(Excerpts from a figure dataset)
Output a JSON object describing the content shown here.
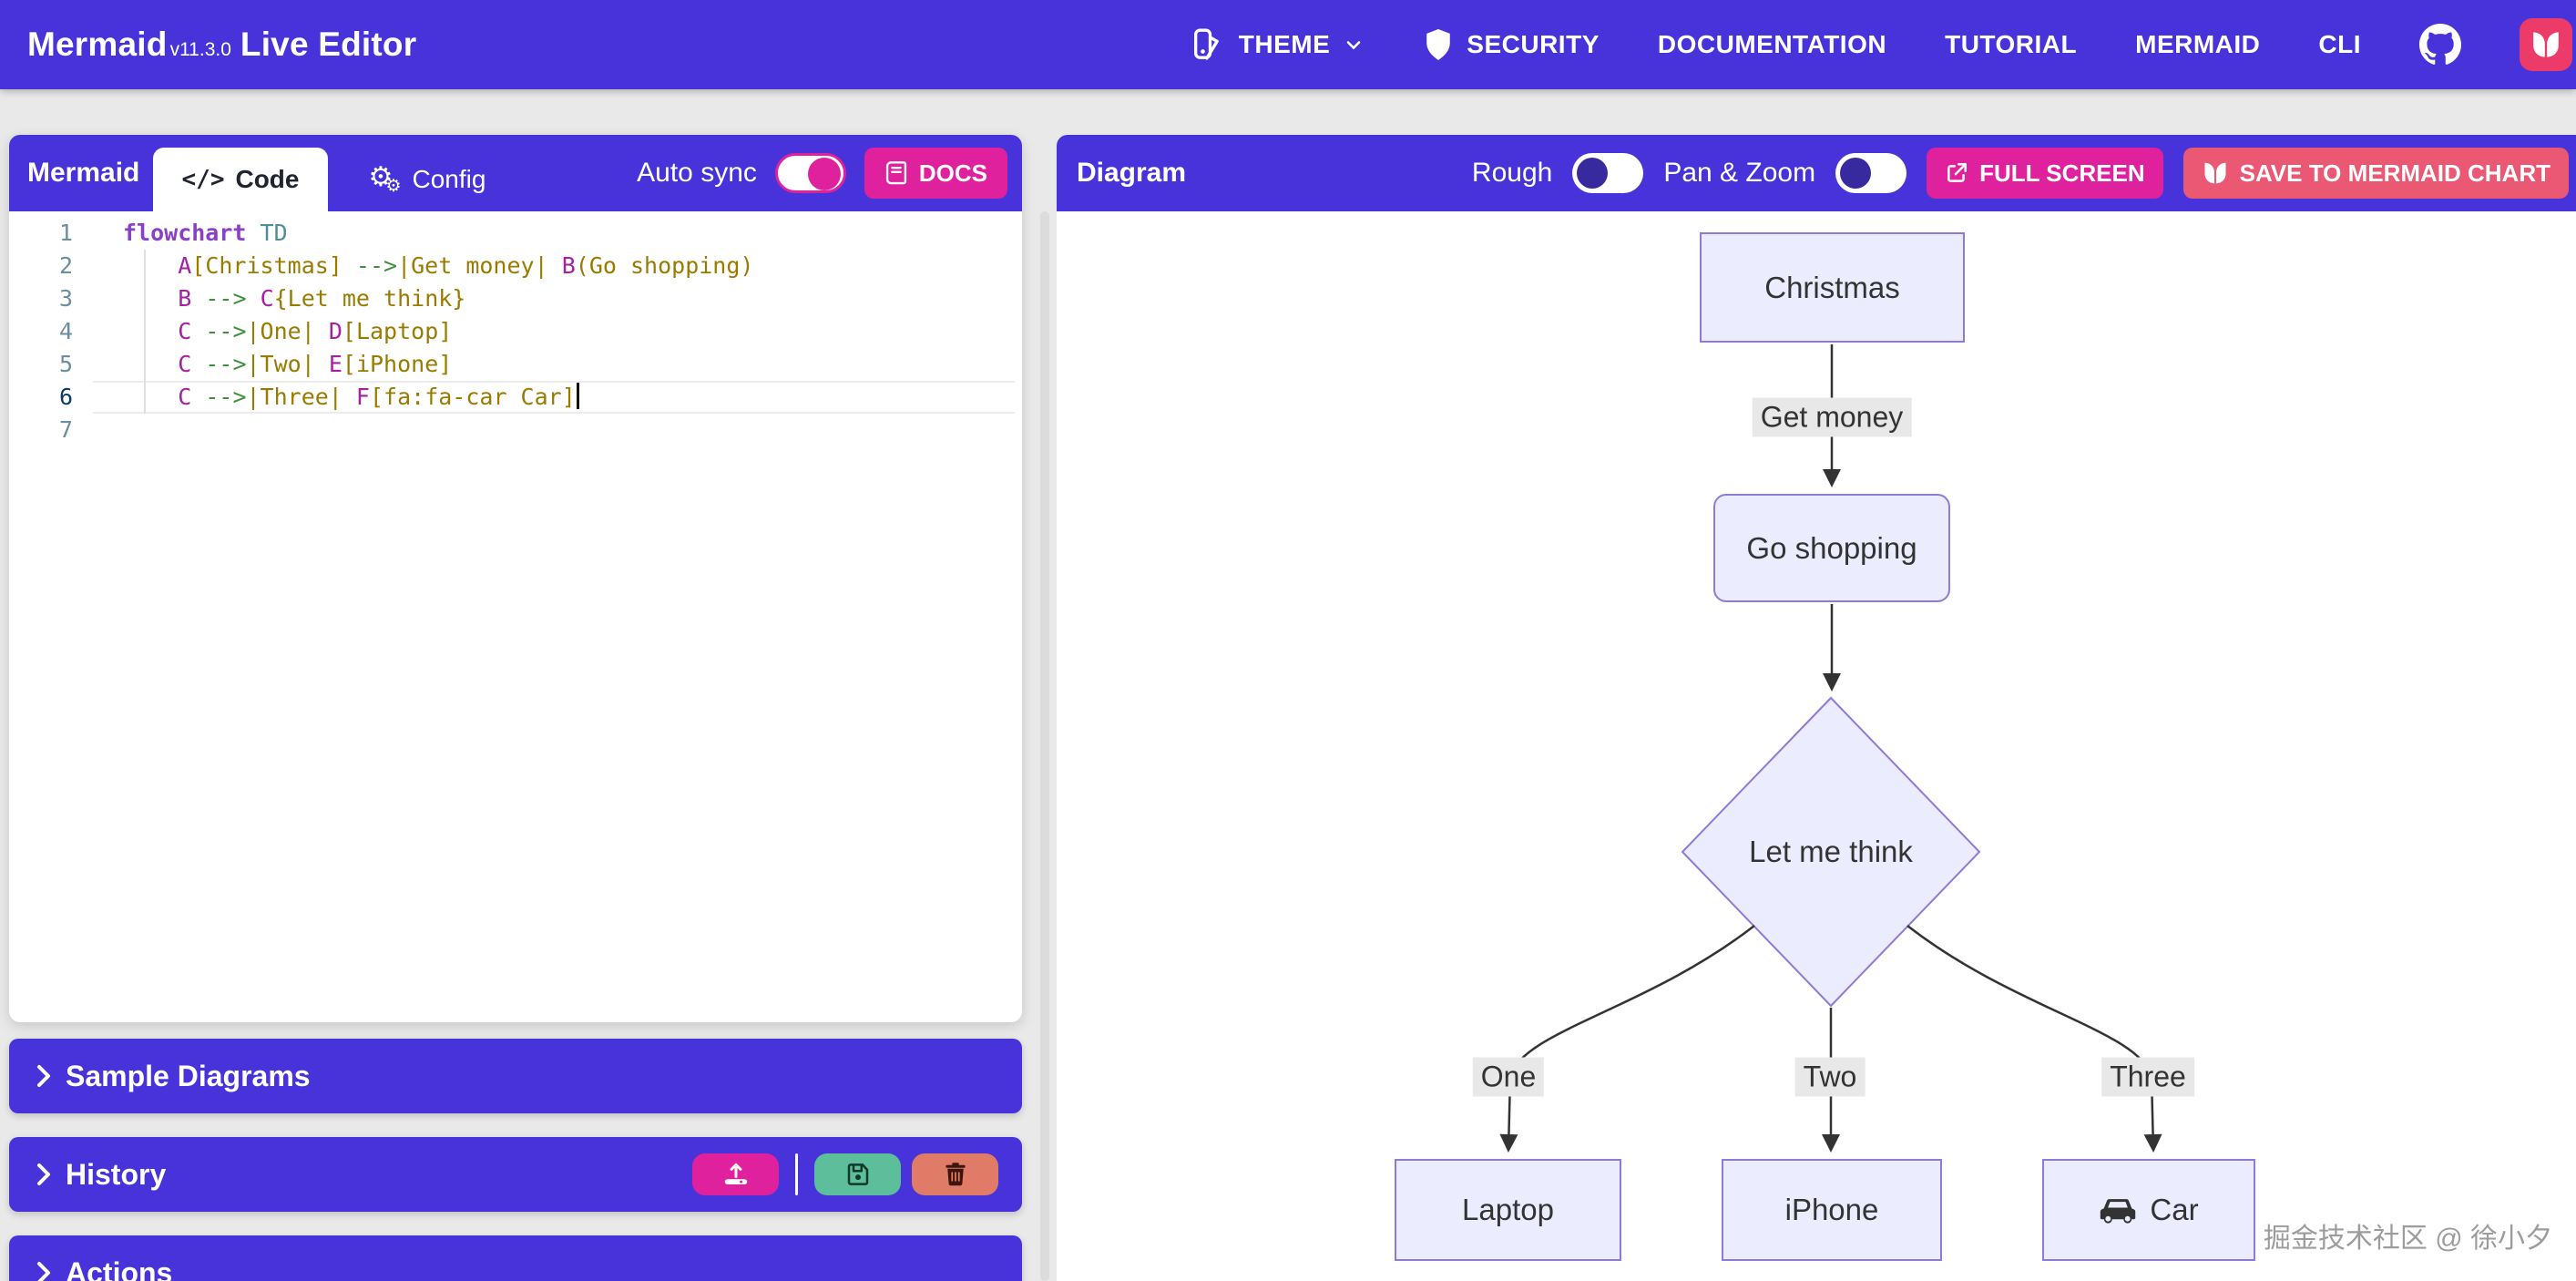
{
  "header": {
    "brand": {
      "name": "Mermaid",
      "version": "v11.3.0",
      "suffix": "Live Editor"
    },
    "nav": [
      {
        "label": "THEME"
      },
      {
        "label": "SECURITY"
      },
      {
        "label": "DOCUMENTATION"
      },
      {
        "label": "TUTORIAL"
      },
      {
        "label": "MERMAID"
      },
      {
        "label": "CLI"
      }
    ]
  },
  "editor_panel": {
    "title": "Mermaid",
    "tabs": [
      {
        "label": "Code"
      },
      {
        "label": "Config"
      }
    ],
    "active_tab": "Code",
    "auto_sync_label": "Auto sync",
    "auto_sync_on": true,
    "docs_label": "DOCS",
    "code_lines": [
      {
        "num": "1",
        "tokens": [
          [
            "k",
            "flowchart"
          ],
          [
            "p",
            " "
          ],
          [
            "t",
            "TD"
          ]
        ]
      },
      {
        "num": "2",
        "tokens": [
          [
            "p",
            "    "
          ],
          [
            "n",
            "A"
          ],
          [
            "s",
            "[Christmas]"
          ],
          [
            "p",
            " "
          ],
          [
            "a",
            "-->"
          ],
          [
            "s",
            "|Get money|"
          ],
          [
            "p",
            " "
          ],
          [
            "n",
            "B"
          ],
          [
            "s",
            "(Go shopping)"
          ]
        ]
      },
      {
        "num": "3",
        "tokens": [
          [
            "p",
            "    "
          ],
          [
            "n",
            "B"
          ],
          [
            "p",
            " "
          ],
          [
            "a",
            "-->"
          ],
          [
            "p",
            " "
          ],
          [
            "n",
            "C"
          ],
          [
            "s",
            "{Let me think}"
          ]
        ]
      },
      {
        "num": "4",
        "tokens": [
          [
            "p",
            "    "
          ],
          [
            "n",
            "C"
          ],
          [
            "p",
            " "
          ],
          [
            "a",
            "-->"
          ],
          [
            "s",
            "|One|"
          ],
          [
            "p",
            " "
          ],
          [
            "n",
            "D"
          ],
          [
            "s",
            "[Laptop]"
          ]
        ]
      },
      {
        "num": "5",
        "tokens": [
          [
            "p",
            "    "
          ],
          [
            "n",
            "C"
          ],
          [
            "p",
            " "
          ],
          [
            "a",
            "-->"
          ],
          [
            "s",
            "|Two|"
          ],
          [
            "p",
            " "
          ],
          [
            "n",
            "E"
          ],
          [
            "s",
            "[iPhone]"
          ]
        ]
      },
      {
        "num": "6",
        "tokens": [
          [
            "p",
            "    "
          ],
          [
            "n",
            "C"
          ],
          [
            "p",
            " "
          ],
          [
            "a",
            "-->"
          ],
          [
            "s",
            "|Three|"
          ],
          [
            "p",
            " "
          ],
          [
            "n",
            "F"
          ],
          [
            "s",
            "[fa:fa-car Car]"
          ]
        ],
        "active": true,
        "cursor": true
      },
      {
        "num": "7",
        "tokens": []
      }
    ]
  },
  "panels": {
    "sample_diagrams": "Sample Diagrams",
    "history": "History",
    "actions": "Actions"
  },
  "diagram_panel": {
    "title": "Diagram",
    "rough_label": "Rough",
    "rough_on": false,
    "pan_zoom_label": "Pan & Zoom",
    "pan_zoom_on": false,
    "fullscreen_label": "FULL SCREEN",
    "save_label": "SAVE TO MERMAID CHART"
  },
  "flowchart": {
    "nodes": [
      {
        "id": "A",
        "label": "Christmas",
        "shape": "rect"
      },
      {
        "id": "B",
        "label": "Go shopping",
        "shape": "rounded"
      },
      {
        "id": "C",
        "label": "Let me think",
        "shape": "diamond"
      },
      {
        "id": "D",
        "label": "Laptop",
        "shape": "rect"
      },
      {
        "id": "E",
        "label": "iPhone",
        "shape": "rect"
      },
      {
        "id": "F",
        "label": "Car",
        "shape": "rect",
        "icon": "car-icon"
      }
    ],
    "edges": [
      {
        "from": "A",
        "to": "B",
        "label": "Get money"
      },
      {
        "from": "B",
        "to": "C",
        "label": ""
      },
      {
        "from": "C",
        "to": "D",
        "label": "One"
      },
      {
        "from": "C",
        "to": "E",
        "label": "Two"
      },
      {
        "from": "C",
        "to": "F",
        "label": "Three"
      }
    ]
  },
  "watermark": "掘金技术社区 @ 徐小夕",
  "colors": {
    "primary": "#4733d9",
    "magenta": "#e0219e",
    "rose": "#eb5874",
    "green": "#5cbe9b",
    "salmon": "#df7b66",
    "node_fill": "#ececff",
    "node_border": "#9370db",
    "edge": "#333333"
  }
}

AIM
Reproduce all of the material exactly, apart from the pictures.

SOLUTION FOR THIS PROBLEM
Output a JSON object describing the content shown here.
{
  "header": {
    "brand": {
      "name": "Mermaid",
      "version": "v11.3.0",
      "suffix": "Live Editor"
    },
    "nav": [
      {
        "label": "THEME"
      },
      {
        "label": "SECURITY"
      },
      {
        "label": "DOCUMENTATION"
      },
      {
        "label": "TUTORIAL"
      },
      {
        "label": "MERMAID"
      },
      {
        "label": "CLI"
      }
    ]
  },
  "editor_panel": {
    "title": "Mermaid",
    "tabs": [
      {
        "label": "Code"
      },
      {
        "label": "Config"
      }
    ],
    "active_tab": "Code",
    "auto_sync_label": "Auto sync",
    "auto_sync_on": true,
    "docs_label": "DOCS",
    "code_lines": [
      {
        "num": "1",
        "tokens": [
          [
            "k",
            "flowchart"
          ],
          [
            "p",
            " "
          ],
          [
            "t",
            "TD"
          ]
        ]
      },
      {
        "num": "2",
        "tokens": [
          [
            "p",
            "    "
          ],
          [
            "n",
            "A"
          ],
          [
            "s",
            "[Christmas]"
          ],
          [
            "p",
            " "
          ],
          [
            "a",
            "-->"
          ],
          [
            "s",
            "|Get money|"
          ],
          [
            "p",
            " "
          ],
          [
            "n",
            "B"
          ],
          [
            "s",
            "(Go shopping)"
          ]
        ]
      },
      {
        "num": "3",
        "tokens": [
          [
            "p",
            "    "
          ],
          [
            "n",
            "B"
          ],
          [
            "p",
            " "
          ],
          [
            "a",
            "-->"
          ],
          [
            "p",
            " "
          ],
          [
            "n",
            "C"
          ],
          [
            "s",
            "{Let me think}"
          ]
        ]
      },
      {
        "num": "4",
        "tokens": [
          [
            "p",
            "    "
          ],
          [
            "n",
            "C"
          ],
          [
            "p",
            " "
          ],
          [
            "a",
            "-->"
          ],
          [
            "s",
            "|One|"
          ],
          [
            "p",
            " "
          ],
          [
            "n",
            "D"
          ],
          [
            "s",
            "[Laptop]"
          ]
        ]
      },
      {
        "num": "5",
        "tokens": [
          [
            "p",
            "    "
          ],
          [
            "n",
            "C"
          ],
          [
            "p",
            " "
          ],
          [
            "a",
            "-->"
          ],
          [
            "s",
            "|Two|"
          ],
          [
            "p",
            " "
          ],
          [
            "n",
            "E"
          ],
          [
            "s",
            "[iPhone]"
          ]
        ]
      },
      {
        "num": "6",
        "tokens": [
          [
            "p",
            "    "
          ],
          [
            "n",
            "C"
          ],
          [
            "p",
            " "
          ],
          [
            "a",
            "-->"
          ],
          [
            "s",
            "|Three|"
          ],
          [
            "p",
            " "
          ],
          [
            "n",
            "F"
          ],
          [
            "s",
            "[fa:fa-car Car]"
          ]
        ],
        "active": true,
        "cursor": true
      },
      {
        "num": "7",
        "tokens": []
      }
    ]
  },
  "panels": {
    "sample_diagrams": "Sample Diagrams",
    "history": "History",
    "actions": "Actions"
  },
  "diagram_panel": {
    "title": "Diagram",
    "rough_label": "Rough",
    "rough_on": false,
    "pan_zoom_label": "Pan & Zoom",
    "pan_zoom_on": false,
    "fullscreen_label": "FULL SCREEN",
    "save_label": "SAVE TO MERMAID CHART"
  },
  "flowchart": {
    "nodes": [
      {
        "id": "A",
        "label": "Christmas",
        "shape": "rect"
      },
      {
        "id": "B",
        "label": "Go shopping",
        "shape": "rounded"
      },
      {
        "id": "C",
        "label": "Let me think",
        "shape": "diamond"
      },
      {
        "id": "D",
        "label": "Laptop",
        "shape": "rect"
      },
      {
        "id": "E",
        "label": "iPhone",
        "shape": "rect"
      },
      {
        "id": "F",
        "label": "Car",
        "shape": "rect",
        "icon": "car-icon"
      }
    ],
    "edges": [
      {
        "from": "A",
        "to": "B",
        "label": "Get money"
      },
      {
        "from": "B",
        "to": "C",
        "label": ""
      },
      {
        "from": "C",
        "to": "D",
        "label": "One"
      },
      {
        "from": "C",
        "to": "E",
        "label": "Two"
      },
      {
        "from": "C",
        "to": "F",
        "label": "Three"
      }
    ]
  },
  "watermark": "掘金技术社区 @ 徐小夕",
  "colors": {
    "primary": "#4733d9",
    "magenta": "#e0219e",
    "rose": "#eb5874",
    "green": "#5cbe9b",
    "salmon": "#df7b66",
    "node_fill": "#ececff",
    "node_border": "#9370db",
    "edge": "#333333"
  }
}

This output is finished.